Could you print every record below exactly as it appears?

+ + + + + + +

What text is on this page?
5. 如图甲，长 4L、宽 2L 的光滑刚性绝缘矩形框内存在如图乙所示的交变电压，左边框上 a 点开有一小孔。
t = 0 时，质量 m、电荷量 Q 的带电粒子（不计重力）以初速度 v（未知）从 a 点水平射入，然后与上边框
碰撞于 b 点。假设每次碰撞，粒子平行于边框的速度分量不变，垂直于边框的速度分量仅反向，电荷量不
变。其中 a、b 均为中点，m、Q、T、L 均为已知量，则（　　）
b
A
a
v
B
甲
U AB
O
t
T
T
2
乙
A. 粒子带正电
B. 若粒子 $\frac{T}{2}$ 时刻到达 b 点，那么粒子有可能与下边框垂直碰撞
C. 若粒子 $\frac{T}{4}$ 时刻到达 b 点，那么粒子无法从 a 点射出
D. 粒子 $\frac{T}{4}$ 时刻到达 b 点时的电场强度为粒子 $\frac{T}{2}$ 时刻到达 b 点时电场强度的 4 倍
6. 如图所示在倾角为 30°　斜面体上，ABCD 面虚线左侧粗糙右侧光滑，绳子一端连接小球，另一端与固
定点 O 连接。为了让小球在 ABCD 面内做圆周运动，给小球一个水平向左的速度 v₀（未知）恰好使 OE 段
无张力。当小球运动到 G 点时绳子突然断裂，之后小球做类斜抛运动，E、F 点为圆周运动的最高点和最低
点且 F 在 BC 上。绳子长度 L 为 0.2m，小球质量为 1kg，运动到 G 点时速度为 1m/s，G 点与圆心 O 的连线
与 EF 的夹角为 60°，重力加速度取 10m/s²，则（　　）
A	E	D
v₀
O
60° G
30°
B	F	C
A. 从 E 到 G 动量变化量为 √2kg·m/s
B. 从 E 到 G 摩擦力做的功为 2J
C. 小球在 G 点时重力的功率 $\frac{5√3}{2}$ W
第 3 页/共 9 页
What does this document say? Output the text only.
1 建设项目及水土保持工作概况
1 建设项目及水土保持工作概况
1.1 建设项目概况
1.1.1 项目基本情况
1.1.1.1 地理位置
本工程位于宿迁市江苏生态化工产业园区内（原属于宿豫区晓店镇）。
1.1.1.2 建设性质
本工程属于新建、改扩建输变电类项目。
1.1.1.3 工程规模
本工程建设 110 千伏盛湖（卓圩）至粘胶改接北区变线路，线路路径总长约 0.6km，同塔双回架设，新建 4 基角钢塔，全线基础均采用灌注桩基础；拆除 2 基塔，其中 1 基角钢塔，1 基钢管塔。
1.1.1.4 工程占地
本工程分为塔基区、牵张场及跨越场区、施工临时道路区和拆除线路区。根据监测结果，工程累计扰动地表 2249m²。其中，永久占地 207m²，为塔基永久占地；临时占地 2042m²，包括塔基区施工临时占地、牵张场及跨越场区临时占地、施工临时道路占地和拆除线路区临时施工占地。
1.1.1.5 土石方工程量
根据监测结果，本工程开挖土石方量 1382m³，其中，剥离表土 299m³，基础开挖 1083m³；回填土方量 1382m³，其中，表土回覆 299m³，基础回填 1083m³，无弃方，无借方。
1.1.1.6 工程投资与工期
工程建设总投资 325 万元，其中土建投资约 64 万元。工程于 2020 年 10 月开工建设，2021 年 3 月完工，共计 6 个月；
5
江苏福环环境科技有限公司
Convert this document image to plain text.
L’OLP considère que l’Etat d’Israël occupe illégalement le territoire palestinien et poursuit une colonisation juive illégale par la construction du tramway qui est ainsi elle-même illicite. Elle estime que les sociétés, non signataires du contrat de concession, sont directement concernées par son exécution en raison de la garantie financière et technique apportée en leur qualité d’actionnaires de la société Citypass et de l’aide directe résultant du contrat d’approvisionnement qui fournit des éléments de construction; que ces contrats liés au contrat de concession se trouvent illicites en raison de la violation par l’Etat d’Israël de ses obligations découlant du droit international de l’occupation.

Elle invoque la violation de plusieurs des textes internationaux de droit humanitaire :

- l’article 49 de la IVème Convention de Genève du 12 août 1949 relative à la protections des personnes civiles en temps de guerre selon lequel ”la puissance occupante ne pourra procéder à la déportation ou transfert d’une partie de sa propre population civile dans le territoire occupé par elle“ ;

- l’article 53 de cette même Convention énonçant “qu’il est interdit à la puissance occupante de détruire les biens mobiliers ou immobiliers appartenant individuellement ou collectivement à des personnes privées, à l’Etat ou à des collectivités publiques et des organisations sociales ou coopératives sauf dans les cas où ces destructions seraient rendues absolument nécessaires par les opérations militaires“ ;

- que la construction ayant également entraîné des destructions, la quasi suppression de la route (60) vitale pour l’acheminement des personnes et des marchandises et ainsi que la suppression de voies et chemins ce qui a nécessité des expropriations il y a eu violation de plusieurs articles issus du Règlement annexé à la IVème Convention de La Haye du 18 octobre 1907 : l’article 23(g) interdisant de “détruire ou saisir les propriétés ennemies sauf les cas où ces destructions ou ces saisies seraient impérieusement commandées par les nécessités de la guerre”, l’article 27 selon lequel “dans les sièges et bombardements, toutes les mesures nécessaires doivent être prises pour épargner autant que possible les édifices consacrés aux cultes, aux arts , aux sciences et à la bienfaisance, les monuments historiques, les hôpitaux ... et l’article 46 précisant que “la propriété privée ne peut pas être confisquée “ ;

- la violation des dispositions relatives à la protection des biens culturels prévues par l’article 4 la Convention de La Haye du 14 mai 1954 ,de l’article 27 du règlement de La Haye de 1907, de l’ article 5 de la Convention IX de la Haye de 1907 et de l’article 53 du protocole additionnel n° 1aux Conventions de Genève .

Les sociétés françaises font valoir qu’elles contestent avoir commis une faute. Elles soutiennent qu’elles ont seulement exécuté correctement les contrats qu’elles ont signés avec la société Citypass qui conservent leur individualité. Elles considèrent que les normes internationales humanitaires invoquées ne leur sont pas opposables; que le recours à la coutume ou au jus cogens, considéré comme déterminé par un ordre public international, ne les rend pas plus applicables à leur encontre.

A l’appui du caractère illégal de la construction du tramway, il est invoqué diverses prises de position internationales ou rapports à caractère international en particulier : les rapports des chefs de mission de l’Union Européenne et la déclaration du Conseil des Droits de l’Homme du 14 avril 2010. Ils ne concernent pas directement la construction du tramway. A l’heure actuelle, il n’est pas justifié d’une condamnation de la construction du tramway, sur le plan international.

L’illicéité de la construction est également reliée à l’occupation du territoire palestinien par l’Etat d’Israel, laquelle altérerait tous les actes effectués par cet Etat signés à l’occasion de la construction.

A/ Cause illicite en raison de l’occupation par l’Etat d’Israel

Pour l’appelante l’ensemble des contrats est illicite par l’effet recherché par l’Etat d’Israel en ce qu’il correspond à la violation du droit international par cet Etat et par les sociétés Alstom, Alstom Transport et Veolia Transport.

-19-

+ + + + + + +

Answer to the exercise
What text is on this page?
5. 如图甲，长 4L、宽 2L 的光滑刚性绝缘矩形框内存在如图乙所示的交变电压，左边框上 a 点开有一小孔。
t = 0 时，质量 m、电荷量 Q 的带电粒子（不计重力）以初速度 v（未知）从 a 点水平射入，然后与上边框
碰撞于 b 点。假设每次碰撞，粒子平行于边框的速度分量不变，垂直于边框的速度分量仅反向，电荷量不
变。其中 a、b 均为中点，m、Q、T、L 均为已知量，则（　　）
b
A
a
v
B
甲
U AB
O
t
T
T
2
乙
A. 粒子带正电
B. 若粒子 $\frac{T}{2}$ 时刻到达 b 点，那么粒子有可能与下边框垂直碰撞
C. 若粒子 $\frac{T}{4}$ 时刻到达 b 点，那么粒子无法从 a 点射出
D. 粒子 $\frac{T}{4}$ 时刻到达 b 点时的电场强度为粒子 $\frac{T}{2}$ 时刻到达 b 点时电场强度的 4 倍
6. 如图所示在倾角为 30°　斜面体上，ABCD 面虚线左侧粗糙右侧光滑，绳子一端连接小球，另一端与固
定点 O 连接。为了让小球在 ABCD 面内做圆周运动，给小球一个水平向左的速度 v₀（未知）恰好使 OE 段
无张力。当小球运动到 G 点时绳子突然断裂，之后小球做类斜抛运动，E、F 点为圆周运动的最高点和最低
点且 F 在 BC 上。绳子长度 L 为 0.2m，小球质量为 1kg，运动到 G 点时速度为 1m/s，G 点与圆心 O 的连线
与 EF 的夹角为 60°，重力加速度取 10m/s²，则（　　）
A	E	D
v₀
O
60° G
30°
B	F	C
A. 从 E 到 G 动量变化量为 √2kg·m/s
B. 从 E 到 G 摩擦力做的功为 2J
C. 小球在 G 点时重力的功率 $\frac{5√3}{2}$ W
第 3 页/共 9 页
What does this document say? Output the text only.
1 建设项目及水土保持工作概况
1 建设项目及水土保持工作概况
1.1 建设项目概况
1.1.1 项目基本情况
1.1.1.1 地理位置
本工程位于宿迁市江苏生态化工产业园区内（原属于宿豫区晓店镇）。
1.1.1.2 建设性质
本工程属于新建、改扩建输变电类项目。
1.1.1.3 工程规模
本工程建设 110 千伏盛湖（卓圩）至粘胶改接北区变线路，线路路径总长约 0.6km，同塔双回架设，新建 4 基角钢塔，全线基础均采用灌注桩基础；拆除 2 基塔，其中 1 基角钢塔，1 基钢管塔。
1.1.1.4 工程占地
本工程分为塔基区、牵张场及跨越场区、施工临时道路区和拆除线路区。根据监测结果，工程累计扰动地表 2249m²。其中，永久占地 207m²，为塔基永久占地；临时占地 2042m²，包括塔基区施工临时占地、牵张场及跨越场区临时占地、施工临时道路占地和拆除线路区临时施工占地。
1.1.1.5 土石方工程量
根据监测结果，本工程开挖土石方量 1382m³，其中，剥离表土 299m³，基础开挖 1083m³；回填土方量 1382m³，其中，表土回覆 299m³，基础回填 1083m³，无弃方，无借方。
1.1.1.6 工程投资与工期
工程建设总投资 325 万元，其中土建投资约 64 万元。工程于 2020 年 10 月开工建设，2021 年 3 月完工，共计 6 个月；
5
江苏福环环境科技有限公司
Convert this document image to plain text.
L’OLP considère que l’Etat d’Israël occupe illégalement le territoire palestinien et poursuit une colonisation juive illégale par la construction du tramway qui est ainsi elle-même illicite. Elle estime que les sociétés, non signataires du contrat de concession, sont directement concernées par son exécution en raison de la garantie financière et technique apportée en leur qualité d’actionnaires de la société Citypass et de l’aide directe résultant du contrat d’approvisionnement qui fournit des éléments de construction; que ces contrats liés au contrat de concession se trouvent illicites en raison de la violation par l’Etat d’Israël de ses obligations découlant du droit international de l’occupation.

Elle invoque la violation de plusieurs des textes internationaux de droit humanitaire :

- l’article 49 de la IVème Convention de Genève du 12 août 1949 relative à la protections des personnes civiles en temps de guerre selon lequel ”la puissance occupante ne pourra procéder à la déportation ou transfert d’une partie de sa propre population civile dans le territoire occupé par elle“ ;

- l’article 53 de cette même Convention énonçant “qu’il est interdit à la puissance occupante de détruire les biens mobiliers ou immobiliers appartenant individuellement ou collectivement à des personnes privées, à l’Etat ou à des collectivités publiques et des organisations sociales ou coopératives sauf dans les cas où ces destructions seraient rendues absolument nécessaires par les opérations militaires“ ;

- que la construction ayant également entraîné des destructions, la quasi suppression de la route (60) vitale pour l’acheminement des personnes et des marchandises et ainsi que la suppression de voies et chemins ce qui a nécessité des expropriations il y a eu violation de plusieurs articles issus du Règlement annexé à la IVème Convention de La Haye du 18 octobre 1907 : l’article 23(g) interdisant de “détruire ou saisir les propriétés ennemies sauf les cas où ces destructions ou ces saisies seraient impérieusement commandées par les nécessités de la guerre”, l’article 27 selon lequel “dans les sièges et bombardements, toutes les mesures nécessaires doivent être prises pour épargner autant que possible les édifices consacrés aux cultes, aux arts , aux sciences et à la bienfaisance, les monuments historiques, les hôpitaux ... et l’article 46 précisant que “la propriété privée ne peut pas être confisquée “ ;

- la violation des dispositions relatives à la protection des biens culturels prévues par l’article 4 la Convention de La Haye du 14 mai 1954 ,de l’article 27 du règlement de La Haye de 1907, de l’ article 5 de la Convention IX de la Haye de 1907 et de l’article 53 du protocole additionnel n° 1aux Conventions de Genève .

Les sociétés françaises font valoir qu’elles contestent avoir commis une faute. Elles soutiennent qu’elles ont seulement exécuté correctement les contrats qu’elles ont signés avec la société Citypass qui conservent leur individualité. Elles considèrent que les normes internationales humanitaires invoquées ne leur sont pas opposables; que le recours à la coutume ou au jus cogens, considéré comme déterminé par un ordre public international, ne les rend pas plus applicables à leur encontre.

A l’appui du caractère illégal de la construction du tramway, il est invoqué diverses prises de position internationales ou rapports à caractère international en particulier : les rapports des chefs de mission de l’Union Européenne et la déclaration du Conseil des Droits de l’Homme du 14 avril 2010. Ils ne concernent pas directement la construction du tramway. A l’heure actuelle, il n’est pas justifié d’une condamnation de la construction du tramway, sur le plan international.

L’illicéité de la construction est également reliée à l’occupation du territoire palestinien par l’Etat d’Israel, laquelle altérerait tous les actes effectués par cet Etat signés à l’occasion de la construction.

A/ Cause illicite en raison de l’occupation par l’Etat d’Israel

Pour l’appelante l’ensemble des contrats est illicite par l’effet recherché par l’Etat d’Israel en ce qu’il correspond à la violation du droit international par cet Etat et par les sociétés Alstom, Alstom Transport et Veolia Transport.

-19-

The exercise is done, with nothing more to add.